What is required: Make an exact copy of the entries below with the pictures removed.

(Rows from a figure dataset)
┌──
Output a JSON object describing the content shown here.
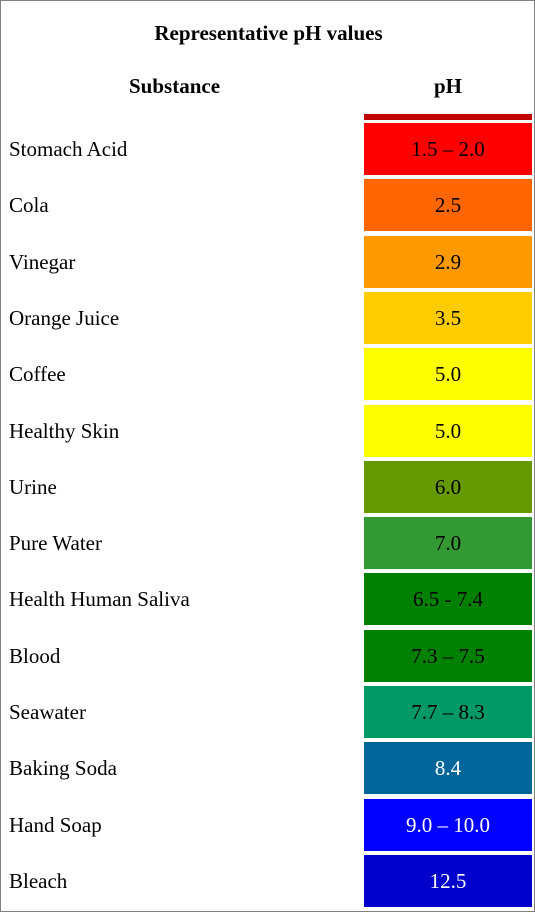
{
  "title": "Representative pH values",
  "headers": {
    "substance": "Substance",
    "ph": "pH"
  },
  "colors": {
    "top_bar": "#c00000"
  },
  "rows": [
    {
      "substance": "Stomach Acid",
      "ph": "1.5 – 2.0",
      "color": "#ff0000",
      "text_color": "#000000"
    },
    {
      "substance": "Cola",
      "ph": "2.5",
      "color": "#ff6600",
      "text_color": "#000000"
    },
    {
      "substance": "Vinegar",
      "ph": "2.9",
      "color": "#ff9900",
      "text_color": "#000000"
    },
    {
      "substance": "Orange Juice",
      "ph": "3.5",
      "color": "#ffcc00",
      "text_color": "#000000"
    },
    {
      "substance": "Coffee",
      "ph": "5.0",
      "color": "#ffff00",
      "text_color": "#000000"
    },
    {
      "substance": "Healthy Skin",
      "ph": "5.0",
      "color": "#ffff00",
      "text_color": "#000000"
    },
    {
      "substance": "Urine",
      "ph": "6.0",
      "color": "#669900",
      "text_color": "#000000"
    },
    {
      "substance": "Pure Water",
      "ph": "7.0",
      "color": "#339933",
      "text_color": "#000000"
    },
    {
      "substance": "Health Human Saliva",
      "ph": "6.5 - 7.4",
      "color": "#008000",
      "text_color": "#000000"
    },
    {
      "substance": "Blood",
      "ph": "7.3 – 7.5",
      "color": "#008000",
      "text_color": "#000000"
    },
    {
      "substance": "Seawater",
      "ph": "7.7 – 8.3",
      "color": "#009966",
      "text_color": "#000000"
    },
    {
      "substance": "Baking Soda",
      "ph": "8.4",
      "color": "#006699",
      "text_color": "#ffffff"
    },
    {
      "substance": "Hand Soap",
      "ph": "9.0 – 10.0",
      "color": "#0000ff",
      "text_color": "#ffffff"
    },
    {
      "substance": "Bleach",
      "ph": "12.5",
      "color": "#0000cc",
      "text_color": "#ffffff"
    }
  ]
}
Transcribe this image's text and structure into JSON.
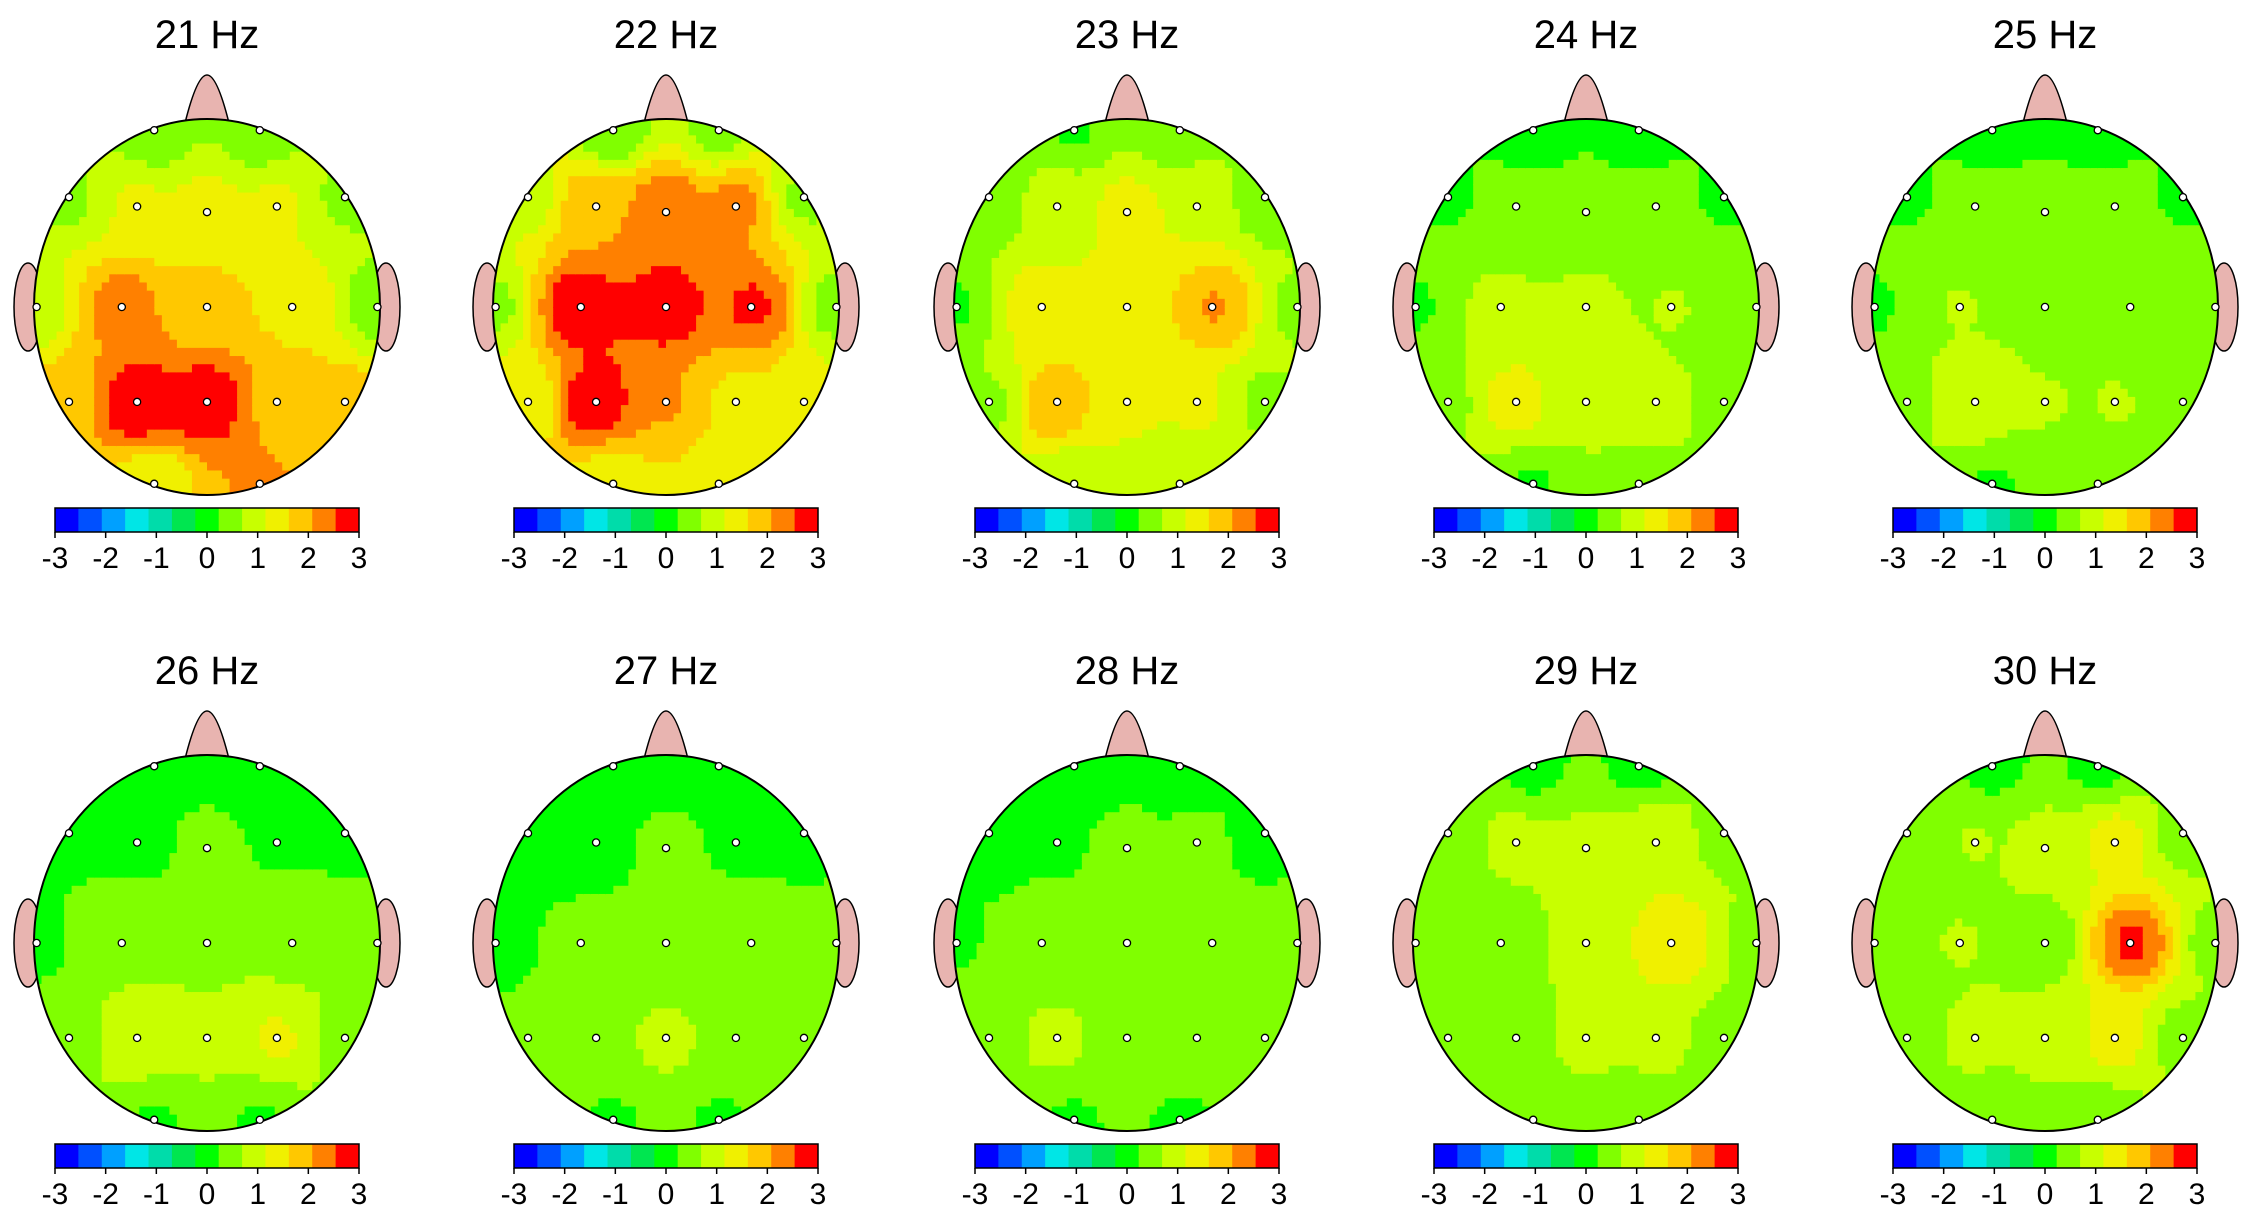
{
  "chart_data": {
    "type": "heatmap",
    "subtype": "eeg-scalp-topography",
    "colorbar": {
      "range": [
        -3,
        3
      ],
      "ticks": [
        "-3",
        "-2",
        "-1",
        "0",
        "1",
        "2",
        "3"
      ],
      "colors": [
        "#0000ff",
        "#0050ff",
        "#00a0ff",
        "#00e6e6",
        "#00dcaa",
        "#00e650",
        "#00ff00",
        "#80ff00",
        "#c8ff00",
        "#f0f000",
        "#ffc800",
        "#ff8000",
        "#ff0000"
      ]
    },
    "channels": [
      {
        "n": 1,
        "x": -0.31,
        "y": 0.95
      },
      {
        "n": 2,
        "x": 0.31,
        "y": 0.95
      },
      {
        "n": 3,
        "x": -0.81,
        "y": 0.59
      },
      {
        "n": 4,
        "x": -0.41,
        "y": 0.54
      },
      {
        "n": 5,
        "x": 0.0,
        "y": 0.51
      },
      {
        "n": 6,
        "x": 0.41,
        "y": 0.54
      },
      {
        "n": 7,
        "x": 0.81,
        "y": 0.59
      },
      {
        "n": 8,
        "x": -1.0,
        "y": 0.0
      },
      {
        "n": 9,
        "x": -0.5,
        "y": 0.0
      },
      {
        "n": 10,
        "x": 0.0,
        "y": 0.0
      },
      {
        "n": 11,
        "x": 0.5,
        "y": 0.0
      },
      {
        "n": 12,
        "x": 1.0,
        "y": 0.0
      },
      {
        "n": 13,
        "x": -0.81,
        "y": -0.51
      },
      {
        "n": 14,
        "x": -0.41,
        "y": -0.51
      },
      {
        "n": 15,
        "x": 0.0,
        "y": -0.51
      },
      {
        "n": 16,
        "x": 0.41,
        "y": -0.51
      },
      {
        "n": 17,
        "x": 0.81,
        "y": -0.51
      },
      {
        "n": 18,
        "x": -0.31,
        "y": -0.95
      },
      {
        "n": 19,
        "x": 0.31,
        "y": -0.95
      }
    ],
    "panels": [
      {
        "title": "21 Hz",
        "values": [
          0.3,
          0.3,
          0.6,
          1.2,
          1.3,
          1.2,
          0.6,
          0.8,
          2.3,
          1.8,
          1.5,
          0.4,
          1.8,
          2.9,
          2.9,
          2.0,
          1.8,
          1.2,
          2.1
        ]
      },
      {
        "title": "22 Hz",
        "values": [
          0.3,
          0.5,
          0.9,
          2.0,
          2.5,
          2.2,
          0.6,
          0.6,
          2.9,
          2.8,
          2.6,
          0.5,
          1.2,
          2.9,
          2.1,
          1.5,
          1.3,
          1.2,
          1.2
        ]
      },
      {
        "title": "23 Hz",
        "values": [
          0.2,
          0.3,
          0.3,
          0.9,
          1.3,
          1.1,
          0.3,
          0.2,
          1.4,
          1.4,
          2.1,
          0.6,
          0.6,
          2.0,
          1.2,
          1.2,
          0.6,
          0.7,
          0.8
        ]
      },
      {
        "title": "24 Hz",
        "values": [
          0.1,
          0.1,
          0.2,
          0.3,
          0.3,
          0.3,
          0.2,
          0.2,
          0.8,
          0.8,
          0.7,
          0.3,
          0.6,
          1.4,
          0.8,
          0.8,
          0.6,
          0.2,
          0.6
        ]
      },
      {
        "title": "25 Hz",
        "values": [
          0.1,
          0.1,
          0.2,
          0.3,
          0.3,
          0.3,
          0.2,
          0.2,
          0.7,
          0.6,
          0.6,
          0.3,
          0.6,
          1.1,
          0.7,
          0.7,
          0.6,
          0.2,
          0.6
        ]
      },
      {
        "title": "26 Hz",
        "values": [
          0.0,
          0.0,
          0.1,
          0.1,
          0.3,
          0.2,
          0.1,
          0.1,
          0.6,
          0.6,
          0.6,
          0.3,
          0.5,
          1.1,
          0.8,
          1.2,
          0.6,
          0.2,
          0.2
        ]
      },
      {
        "title": "27 Hz",
        "values": [
          0.0,
          0.0,
          0.0,
          0.1,
          0.3,
          0.2,
          0.1,
          0.1,
          0.3,
          0.4,
          0.4,
          0.4,
          0.3,
          0.6,
          0.8,
          0.6,
          0.4,
          0.2,
          0.2
        ]
      },
      {
        "title": "28 Hz",
        "values": [
          0.0,
          0.0,
          0.0,
          0.2,
          0.3,
          0.3,
          0.1,
          0.2,
          0.4,
          0.4,
          0.4,
          0.4,
          0.6,
          0.8,
          0.5,
          0.4,
          0.3,
          0.2,
          0.2
        ]
      },
      {
        "title": "29 Hz",
        "values": [
          0.1,
          0.1,
          0.4,
          0.8,
          0.8,
          1.1,
          0.5,
          0.3,
          0.5,
          0.8,
          1.6,
          0.5,
          0.4,
          0.6,
          0.8,
          0.8,
          0.5,
          0.3,
          0.3
        ]
      },
      {
        "title": "30 Hz",
        "values": [
          0.1,
          0.1,
          0.3,
          0.7,
          0.8,
          1.3,
          0.5,
          0.3,
          0.7,
          0.4,
          2.6,
          0.5,
          0.4,
          0.8,
          0.8,
          1.3,
          0.5,
          0.3,
          0.3
        ]
      }
    ]
  }
}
└──
Correct response:
Output a JSON object describing the content shown here.
{
  "title": "Representative pH values",
  "headers": {
    "substance": "Substance",
    "ph": "pH"
  },
  "colors": {
    "top_bar": "#c00000"
  },
  "rows": [
    {
      "substance": "Stomach Acid",
      "ph": "1.5 – 2.0",
      "color": "#ff0000",
      "text_color": "#000000"
    },
    {
      "substance": "Cola",
      "ph": "2.5",
      "color": "#ff6600",
      "text_color": "#000000"
    },
    {
      "substance": "Vinegar",
      "ph": "2.9",
      "color": "#ff9900",
      "text_color": "#000000"
    },
    {
      "substance": "Orange Juice",
      "ph": "3.5",
      "color": "#ffcc00",
      "text_color": "#000000"
    },
    {
      "substance": "Coffee",
      "ph": "5.0",
      "color": "#ffff00",
      "text_color": "#000000"
    },
    {
      "substance": "Healthy Skin",
      "ph": "5.0",
      "color": "#ffff00",
      "text_color": "#000000"
    },
    {
      "substance": "Urine",
      "ph": "6.0",
      "color": "#669900",
      "text_color": "#000000"
    },
    {
      "substance": "Pure Water",
      "ph": "7.0",
      "color": "#339933",
      "text_color": "#000000"
    },
    {
      "substance": "Health Human Saliva",
      "ph": "6.5 - 7.4",
      "color": "#008000",
      "text_color": "#000000"
    },
    {
      "substance": "Blood",
      "ph": "7.3 – 7.5",
      "color": "#008000",
      "text_color": "#000000"
    },
    {
      "substance": "Seawater",
      "ph": "7.7 – 8.3",
      "color": "#009966",
      "text_color": "#000000"
    },
    {
      "substance": "Baking Soda",
      "ph": "8.4",
      "color": "#006699",
      "text_color": "#ffffff"
    },
    {
      "substance": "Hand Soap",
      "ph": "9.0 – 10.0",
      "color": "#0000ff",
      "text_color": "#ffffff"
    },
    {
      "substance": "Bleach",
      "ph": "12.5",
      "color": "#0000cc",
      "text_color": "#ffffff"
    }
  ]
}
Transcribe this image's text and structure into JSON.
{
  "chart_data": {
    "type": "heatmap",
    "subtype": "eeg-scalp-topography",
    "colorbar": {
      "range": [
        -3,
        3
      ],
      "ticks": [
        "-3",
        "-2",
        "-1",
        "0",
        "1",
        "2",
        "3"
      ],
      "colors": [
        "#0000ff",
        "#0050ff",
        "#00a0ff",
        "#00e6e6",
        "#00dcaa",
        "#00e650",
        "#00ff00",
        "#80ff00",
        "#c8ff00",
        "#f0f000",
        "#ffc800",
        "#ff8000",
        "#ff0000"
      ]
    },
    "channels": [
      {
        "n": 1,
        "x": -0.31,
        "y": 0.95
      },
      {
        "n": 2,
        "x": 0.31,
        "y": 0.95
      },
      {
        "n": 3,
        "x": -0.81,
        "y": 0.59
      },
      {
        "n": 4,
        "x": -0.41,
        "y": 0.54
      },
      {
        "n": 5,
        "x": 0.0,
        "y": 0.51
      },
      {
        "n": 6,
        "x": 0.41,
        "y": 0.54
      },
      {
        "n": 7,
        "x": 0.81,
        "y": 0.59
      },
      {
        "n": 8,
        "x": -1.0,
        "y": 0.0
      },
      {
        "n": 9,
        "x": -0.5,
        "y": 0.0
      },
      {
        "n": 10,
        "x": 0.0,
        "y": 0.0
      },
      {
        "n": 11,
        "x": 0.5,
        "y": 0.0
      },
      {
        "n": 12,
        "x": 1.0,
        "y": 0.0
      },
      {
        "n": 13,
        "x": -0.81,
        "y": -0.51
      },
      {
        "n": 14,
        "x": -0.41,
        "y": -0.51
      },
      {
        "n": 15,
        "x": 0.0,
        "y": -0.51
      },
      {
        "n": 16,
        "x": 0.41,
        "y": -0.51
      },
      {
        "n": 17,
        "x": 0.81,
        "y": -0.51
      },
      {
        "n": 18,
        "x": -0.31,
        "y": -0.95
      },
      {
        "n": 19,
        "x": 0.31,
        "y": -0.95
      }
    ],
    "panels": [
      {
        "title": "21 Hz",
        "values": [
          0.3,
          0.3,
          0.6,
          1.2,
          1.3,
          1.2,
          0.6,
          0.8,
          2.3,
          1.8,
          1.5,
          0.4,
          1.8,
          2.9,
          2.9,
          2.0,
          1.8,
          1.2,
          2.1
        ]
      },
      {
        "title": "22 Hz",
        "values": [
          0.3,
          0.5,
          0.9,
          2.0,
          2.5,
          2.2,
          0.6,
          0.6,
          2.9,
          2.8,
          2.6,
          0.5,
          1.2,
          2.9,
          2.1,
          1.5,
          1.3,
          1.2,
          1.2
        ]
      },
      {
        "title": "23 Hz",
        "values": [
          0.2,
          0.3,
          0.3,
          0.9,
          1.3,
          1.1,
          0.3,
          0.2,
          1.4,
          1.4,
          2.1,
          0.6,
          0.6,
          2.0,
          1.2,
          1.2,
          0.6,
          0.7,
          0.8
        ]
      },
      {
        "title": "24 Hz",
        "values": [
          0.1,
          0.1,
          0.2,
          0.3,
          0.3,
          0.3,
          0.2,
          0.2,
          0.8,
          0.8,
          0.7,
          0.3,
          0.6,
          1.4,
          0.8,
          0.8,
          0.6,
          0.2,
          0.6
        ]
      },
      {
        "title": "25 Hz",
        "values": [
          0.1,
          0.1,
          0.2,
          0.3,
          0.3,
          0.3,
          0.2,
          0.2,
          0.7,
          0.6,
          0.6,
          0.3,
          0.6,
          1.1,
          0.7,
          0.7,
          0.6,
          0.2,
          0.6
        ]
      },
      {
        "title": "26 Hz",
        "values": [
          0.0,
          0.0,
          0.1,
          0.1,
          0.3,
          0.2,
          0.1,
          0.1,
          0.6,
          0.6,
          0.6,
          0.3,
          0.5,
          1.1,
          0.8,
          1.2,
          0.6,
          0.2,
          0.2
        ]
      },
      {
        "title": "27 Hz",
        "values": [
          0.0,
          0.0,
          0.0,
          0.1,
          0.3,
          0.2,
          0.1,
          0.1,
          0.3,
          0.4,
          0.4,
          0.4,
          0.3,
          0.6,
          0.8,
          0.6,
          0.4,
          0.2,
          0.2
        ]
      },
      {
        "title": "28 Hz",
        "values": [
          0.0,
          0.0,
          0.0,
          0.2,
          0.3,
          0.3,
          0.1,
          0.2,
          0.4,
          0.4,
          0.4,
          0.4,
          0.6,
          0.8,
          0.5,
          0.4,
          0.3,
          0.2,
          0.2
        ]
      },
      {
        "title": "29 Hz",
        "values": [
          0.1,
          0.1,
          0.4,
          0.8,
          0.8,
          1.1,
          0.5,
          0.3,
          0.5,
          0.8,
          1.6,
          0.5,
          0.4,
          0.6,
          0.8,
          0.8,
          0.5,
          0.3,
          0.3
        ]
      },
      {
        "title": "30 Hz",
        "values": [
          0.1,
          0.1,
          0.3,
          0.7,
          0.8,
          1.3,
          0.5,
          0.3,
          0.7,
          0.4,
          2.6,
          0.5,
          0.4,
          0.8,
          0.8,
          1.3,
          0.5,
          0.3,
          0.3
        ]
      }
    ]
  }
}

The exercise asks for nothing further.